-- START --

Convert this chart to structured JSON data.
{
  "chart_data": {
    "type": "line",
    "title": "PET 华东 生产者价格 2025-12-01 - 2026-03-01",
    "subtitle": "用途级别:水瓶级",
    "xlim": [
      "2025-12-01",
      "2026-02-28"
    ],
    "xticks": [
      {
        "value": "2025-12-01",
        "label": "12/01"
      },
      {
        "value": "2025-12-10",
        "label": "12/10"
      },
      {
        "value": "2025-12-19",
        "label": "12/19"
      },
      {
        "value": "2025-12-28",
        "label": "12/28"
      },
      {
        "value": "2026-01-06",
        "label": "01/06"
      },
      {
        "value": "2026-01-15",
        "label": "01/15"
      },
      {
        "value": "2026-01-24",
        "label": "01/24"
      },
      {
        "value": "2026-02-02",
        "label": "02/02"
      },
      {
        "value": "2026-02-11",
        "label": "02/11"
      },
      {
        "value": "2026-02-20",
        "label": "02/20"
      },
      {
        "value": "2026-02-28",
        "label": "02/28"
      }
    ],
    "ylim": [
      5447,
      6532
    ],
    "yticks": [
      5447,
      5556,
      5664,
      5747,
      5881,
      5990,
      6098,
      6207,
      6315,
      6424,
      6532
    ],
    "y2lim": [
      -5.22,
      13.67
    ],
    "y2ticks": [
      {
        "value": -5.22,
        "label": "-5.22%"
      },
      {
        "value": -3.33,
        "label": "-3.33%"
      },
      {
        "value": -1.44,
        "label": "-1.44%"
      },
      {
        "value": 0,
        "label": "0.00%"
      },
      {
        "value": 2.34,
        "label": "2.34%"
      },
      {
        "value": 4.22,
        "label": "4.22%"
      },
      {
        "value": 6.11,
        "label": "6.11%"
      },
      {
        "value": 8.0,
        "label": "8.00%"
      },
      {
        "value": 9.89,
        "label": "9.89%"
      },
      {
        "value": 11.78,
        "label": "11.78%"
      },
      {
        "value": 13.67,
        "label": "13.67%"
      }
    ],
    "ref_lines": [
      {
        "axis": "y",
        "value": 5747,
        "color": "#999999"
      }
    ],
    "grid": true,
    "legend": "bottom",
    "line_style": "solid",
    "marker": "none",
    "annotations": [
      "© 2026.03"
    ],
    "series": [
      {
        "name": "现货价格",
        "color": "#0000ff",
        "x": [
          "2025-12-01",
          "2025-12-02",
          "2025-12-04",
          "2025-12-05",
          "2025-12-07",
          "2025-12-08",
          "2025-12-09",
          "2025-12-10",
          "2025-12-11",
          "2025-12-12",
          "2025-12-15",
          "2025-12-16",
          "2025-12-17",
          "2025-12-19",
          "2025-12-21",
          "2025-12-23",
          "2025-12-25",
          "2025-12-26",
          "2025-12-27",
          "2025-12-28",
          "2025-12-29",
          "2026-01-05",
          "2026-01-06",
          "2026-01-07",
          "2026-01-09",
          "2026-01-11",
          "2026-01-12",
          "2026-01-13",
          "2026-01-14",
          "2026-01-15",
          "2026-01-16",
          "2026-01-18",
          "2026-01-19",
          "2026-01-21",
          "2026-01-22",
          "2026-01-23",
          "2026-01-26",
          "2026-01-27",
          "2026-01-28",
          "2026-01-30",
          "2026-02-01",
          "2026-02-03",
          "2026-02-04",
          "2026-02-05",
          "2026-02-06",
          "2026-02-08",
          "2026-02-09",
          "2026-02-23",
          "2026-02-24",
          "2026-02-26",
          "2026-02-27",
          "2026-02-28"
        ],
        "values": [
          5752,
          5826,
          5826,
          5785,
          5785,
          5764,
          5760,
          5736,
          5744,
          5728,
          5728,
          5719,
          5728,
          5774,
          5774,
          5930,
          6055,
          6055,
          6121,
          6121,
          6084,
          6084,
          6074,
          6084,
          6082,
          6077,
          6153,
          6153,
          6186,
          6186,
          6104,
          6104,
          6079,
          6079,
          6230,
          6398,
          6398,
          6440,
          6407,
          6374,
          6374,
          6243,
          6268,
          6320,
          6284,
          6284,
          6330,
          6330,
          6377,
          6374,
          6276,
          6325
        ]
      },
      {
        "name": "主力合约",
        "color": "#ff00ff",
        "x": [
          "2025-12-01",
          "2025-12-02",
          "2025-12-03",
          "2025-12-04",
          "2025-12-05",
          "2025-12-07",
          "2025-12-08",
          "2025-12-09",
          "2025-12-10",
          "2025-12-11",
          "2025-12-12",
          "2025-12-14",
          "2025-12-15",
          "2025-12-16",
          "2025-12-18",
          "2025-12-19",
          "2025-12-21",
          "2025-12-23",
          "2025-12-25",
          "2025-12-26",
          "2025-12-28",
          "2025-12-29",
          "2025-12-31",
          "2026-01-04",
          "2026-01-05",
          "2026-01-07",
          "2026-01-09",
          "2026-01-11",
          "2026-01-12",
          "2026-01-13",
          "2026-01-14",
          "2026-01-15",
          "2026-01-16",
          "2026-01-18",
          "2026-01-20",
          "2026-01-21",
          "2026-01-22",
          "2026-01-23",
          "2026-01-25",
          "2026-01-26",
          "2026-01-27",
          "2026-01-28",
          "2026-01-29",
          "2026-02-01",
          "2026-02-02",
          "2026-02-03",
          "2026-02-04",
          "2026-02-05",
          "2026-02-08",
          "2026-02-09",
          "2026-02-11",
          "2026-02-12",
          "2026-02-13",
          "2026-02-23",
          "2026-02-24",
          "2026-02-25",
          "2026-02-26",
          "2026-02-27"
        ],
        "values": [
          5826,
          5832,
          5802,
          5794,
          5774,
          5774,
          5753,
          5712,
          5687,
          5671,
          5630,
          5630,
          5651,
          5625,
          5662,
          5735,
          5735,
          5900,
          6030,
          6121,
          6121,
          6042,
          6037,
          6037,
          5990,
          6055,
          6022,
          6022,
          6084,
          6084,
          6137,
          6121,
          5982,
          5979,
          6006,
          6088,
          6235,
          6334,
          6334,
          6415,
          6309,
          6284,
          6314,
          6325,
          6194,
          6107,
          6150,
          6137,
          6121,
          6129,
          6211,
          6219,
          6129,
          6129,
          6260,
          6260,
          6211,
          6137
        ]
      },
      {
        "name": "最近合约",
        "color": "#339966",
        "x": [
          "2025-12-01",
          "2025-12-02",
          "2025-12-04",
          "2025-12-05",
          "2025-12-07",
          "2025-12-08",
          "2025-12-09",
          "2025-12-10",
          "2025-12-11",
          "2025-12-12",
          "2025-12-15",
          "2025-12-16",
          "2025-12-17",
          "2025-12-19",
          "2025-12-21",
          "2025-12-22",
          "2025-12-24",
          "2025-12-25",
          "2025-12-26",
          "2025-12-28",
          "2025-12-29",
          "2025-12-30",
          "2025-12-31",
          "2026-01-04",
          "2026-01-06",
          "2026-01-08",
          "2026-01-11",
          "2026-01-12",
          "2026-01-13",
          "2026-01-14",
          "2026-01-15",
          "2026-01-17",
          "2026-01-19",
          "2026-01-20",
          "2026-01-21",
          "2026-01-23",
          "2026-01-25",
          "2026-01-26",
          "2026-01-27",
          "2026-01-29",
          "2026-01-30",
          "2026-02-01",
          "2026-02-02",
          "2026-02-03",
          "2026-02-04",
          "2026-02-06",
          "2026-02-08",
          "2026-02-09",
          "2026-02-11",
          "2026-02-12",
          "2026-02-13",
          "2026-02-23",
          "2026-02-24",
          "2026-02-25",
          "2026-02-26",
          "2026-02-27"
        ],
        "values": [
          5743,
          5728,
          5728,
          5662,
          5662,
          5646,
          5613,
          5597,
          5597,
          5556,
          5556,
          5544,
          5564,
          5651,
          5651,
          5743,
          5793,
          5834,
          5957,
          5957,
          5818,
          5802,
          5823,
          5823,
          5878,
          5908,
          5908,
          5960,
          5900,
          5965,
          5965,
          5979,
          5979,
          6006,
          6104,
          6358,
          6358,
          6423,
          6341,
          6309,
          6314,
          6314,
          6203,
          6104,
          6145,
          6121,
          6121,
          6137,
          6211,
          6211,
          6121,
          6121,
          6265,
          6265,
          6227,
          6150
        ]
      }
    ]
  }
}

-- END --

To do:
Where a line in the material contains "color", copy that line.

Exercise result:
        "color": "#999999"
        "color": "#0000ff",
        "color": "#ff00ff",
        "color": "#339966",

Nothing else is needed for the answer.